• Task details:
Quote each line of the entries below verbatim, preserving its original order.

Dataset records:
— begin —

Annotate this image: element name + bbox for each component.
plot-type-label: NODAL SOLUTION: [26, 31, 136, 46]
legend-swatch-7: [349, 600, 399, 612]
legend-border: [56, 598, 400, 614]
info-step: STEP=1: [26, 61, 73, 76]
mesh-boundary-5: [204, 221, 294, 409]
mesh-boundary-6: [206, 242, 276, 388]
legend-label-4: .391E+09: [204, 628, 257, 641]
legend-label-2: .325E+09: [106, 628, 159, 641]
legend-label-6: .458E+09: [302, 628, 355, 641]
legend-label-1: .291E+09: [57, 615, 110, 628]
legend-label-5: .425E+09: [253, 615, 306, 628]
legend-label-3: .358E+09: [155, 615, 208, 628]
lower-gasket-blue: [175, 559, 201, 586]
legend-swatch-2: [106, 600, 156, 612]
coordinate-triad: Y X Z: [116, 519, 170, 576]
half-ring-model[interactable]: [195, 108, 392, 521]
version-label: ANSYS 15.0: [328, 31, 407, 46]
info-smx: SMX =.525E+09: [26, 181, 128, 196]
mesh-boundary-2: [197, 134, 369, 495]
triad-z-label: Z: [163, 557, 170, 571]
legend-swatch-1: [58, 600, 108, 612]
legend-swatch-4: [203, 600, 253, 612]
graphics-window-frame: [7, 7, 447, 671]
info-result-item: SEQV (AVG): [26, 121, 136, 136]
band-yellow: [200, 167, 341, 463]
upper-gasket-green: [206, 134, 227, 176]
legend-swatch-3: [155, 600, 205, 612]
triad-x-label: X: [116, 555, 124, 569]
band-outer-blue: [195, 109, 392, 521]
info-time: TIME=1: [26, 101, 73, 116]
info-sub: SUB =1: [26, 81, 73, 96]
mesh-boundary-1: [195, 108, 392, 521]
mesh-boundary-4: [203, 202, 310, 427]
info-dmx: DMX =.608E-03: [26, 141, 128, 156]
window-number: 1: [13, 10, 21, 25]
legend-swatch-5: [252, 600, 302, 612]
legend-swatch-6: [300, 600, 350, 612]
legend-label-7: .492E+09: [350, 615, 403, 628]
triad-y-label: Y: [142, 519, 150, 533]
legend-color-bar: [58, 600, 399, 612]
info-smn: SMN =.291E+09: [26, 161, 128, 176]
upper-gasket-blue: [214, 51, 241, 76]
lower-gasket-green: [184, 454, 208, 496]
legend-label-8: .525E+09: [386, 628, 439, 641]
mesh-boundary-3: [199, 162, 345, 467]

— end —

• Solution:
Annotate this image: element name + bbox for each component.
plot-type-label: NODAL SOLUTION: [26, 31, 136, 46]
legend-swatch-7: [349, 600, 399, 612]
legend-border: [56, 598, 400, 614]
info-step: STEP=1: [26, 61, 73, 76]
mesh-boundary-5: [204, 221, 294, 409]
mesh-boundary-6: [206, 242, 276, 388]
legend-label-4: .391E+09: [204, 628, 257, 641]
legend-label-2: .325E+09: [106, 628, 159, 641]
legend-label-6: .458E+09: [302, 628, 355, 641]
legend-label-1: .291E+09: [57, 615, 110, 628]
legend-label-5: .425E+09: [253, 615, 306, 628]
legend-label-3: .358E+09: [155, 615, 208, 628]
lower-gasket-blue: [175, 559, 201, 586]
legend-swatch-2: [106, 600, 156, 612]
coordinate-triad: Y X Z: [116, 519, 170, 576]
half-ring-model[interactable]: [195, 108, 392, 521]
version-label: ANSYS 15.0: [328, 31, 407, 46]
info-smx: SMX =.525E+09: [26, 181, 128, 196]
mesh-boundary-2: [197, 134, 369, 495]
triad-z-label: Z: [163, 557, 170, 571]
legend-swatch-1: [58, 600, 108, 612]
legend-swatch-4: [203, 600, 253, 612]
graphics-window-frame: [7, 7, 447, 671]
info-result-item: SEQV (AVG): [26, 121, 136, 136]
band-yellow: [200, 167, 341, 463]
upper-gasket-green: [206, 134, 227, 176]
legend-swatch-3: [155, 600, 205, 612]
triad-x-label: X: [116, 555, 124, 569]
band-outer-blue: [195, 109, 392, 521]
info-time: TIME=1: [26, 101, 73, 116]
info-sub: SUB =1: [26, 81, 73, 96]
mesh-boundary-1: [195, 108, 392, 521]
mesh-boundary-4: [203, 202, 310, 427]
info-dmx: DMX =.608E-03: [26, 141, 128, 156]
window-number: 1: [13, 10, 21, 25]
legend-swatch-5: [252, 600, 302, 612]
legend-swatch-6: [300, 600, 350, 612]
legend-label-7: .492E+09: [350, 615, 403, 628]
triad-y-label: Y: [142, 519, 150, 533]
legend-color-bar: [58, 600, 399, 612]
info-smn: SMN =.291E+09: [26, 161, 128, 176]
upper-gasket-blue: [214, 51, 241, 76]
lower-gasket-green: [184, 454, 208, 496]
legend-label-8: .525E+09: [386, 628, 439, 641]
mesh-boundary-3: [199, 162, 345, 467]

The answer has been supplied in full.